*What you are asked to do*
Search the listing below for "determine". Copy each matching line.

----

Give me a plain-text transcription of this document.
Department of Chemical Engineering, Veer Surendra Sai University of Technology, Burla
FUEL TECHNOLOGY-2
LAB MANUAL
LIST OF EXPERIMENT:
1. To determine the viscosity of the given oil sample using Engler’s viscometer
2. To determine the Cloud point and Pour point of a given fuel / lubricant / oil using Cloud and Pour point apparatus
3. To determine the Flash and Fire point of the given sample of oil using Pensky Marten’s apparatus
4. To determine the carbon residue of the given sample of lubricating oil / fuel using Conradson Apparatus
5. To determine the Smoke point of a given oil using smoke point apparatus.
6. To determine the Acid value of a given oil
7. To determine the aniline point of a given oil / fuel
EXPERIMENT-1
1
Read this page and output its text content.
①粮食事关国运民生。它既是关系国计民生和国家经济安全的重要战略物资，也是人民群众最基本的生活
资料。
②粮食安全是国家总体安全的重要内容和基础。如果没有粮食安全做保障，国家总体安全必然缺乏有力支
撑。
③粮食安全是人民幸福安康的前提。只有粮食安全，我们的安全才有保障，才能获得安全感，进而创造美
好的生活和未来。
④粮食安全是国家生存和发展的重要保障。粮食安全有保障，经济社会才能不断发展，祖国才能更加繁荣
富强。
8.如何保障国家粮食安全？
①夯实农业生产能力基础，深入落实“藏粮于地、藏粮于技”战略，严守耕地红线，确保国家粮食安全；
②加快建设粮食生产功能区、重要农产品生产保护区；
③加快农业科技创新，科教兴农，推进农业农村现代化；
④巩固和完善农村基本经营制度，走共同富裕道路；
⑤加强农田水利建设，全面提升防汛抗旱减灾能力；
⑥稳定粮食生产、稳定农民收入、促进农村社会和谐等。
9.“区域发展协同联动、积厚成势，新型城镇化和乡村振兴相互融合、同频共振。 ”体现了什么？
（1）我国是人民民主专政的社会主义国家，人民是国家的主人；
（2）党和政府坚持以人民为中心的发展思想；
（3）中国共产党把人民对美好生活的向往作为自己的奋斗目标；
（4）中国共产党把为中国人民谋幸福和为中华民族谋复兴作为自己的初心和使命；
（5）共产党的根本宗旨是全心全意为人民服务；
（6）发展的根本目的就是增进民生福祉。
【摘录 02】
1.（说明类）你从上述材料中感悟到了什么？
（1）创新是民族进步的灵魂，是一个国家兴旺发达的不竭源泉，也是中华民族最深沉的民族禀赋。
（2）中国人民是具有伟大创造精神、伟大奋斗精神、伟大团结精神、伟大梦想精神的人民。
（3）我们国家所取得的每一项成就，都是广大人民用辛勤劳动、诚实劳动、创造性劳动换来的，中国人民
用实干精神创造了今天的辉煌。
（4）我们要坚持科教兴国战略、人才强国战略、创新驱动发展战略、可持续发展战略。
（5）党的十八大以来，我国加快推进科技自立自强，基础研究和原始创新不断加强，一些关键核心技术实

----

*Complete answer*
1. To determine the viscosity of the given oil sample using Engler’s viscometer
2. To determine the Cloud point and Pour point of a given fuel / lubricant / oil using Cloud and Pour point apparatus
3. To determine the Flash and Fire point of the given sample of oil using Pensky Marten’s apparatus
4. To determine the carbon residue of the given sample of lubricating oil / fuel using Conradson Apparatus
5. To determine the Smoke point of a given oil using smoke point apparatus.
6. To determine the Acid value of a given oil
7. To determine the aniline point of a given oil / fuel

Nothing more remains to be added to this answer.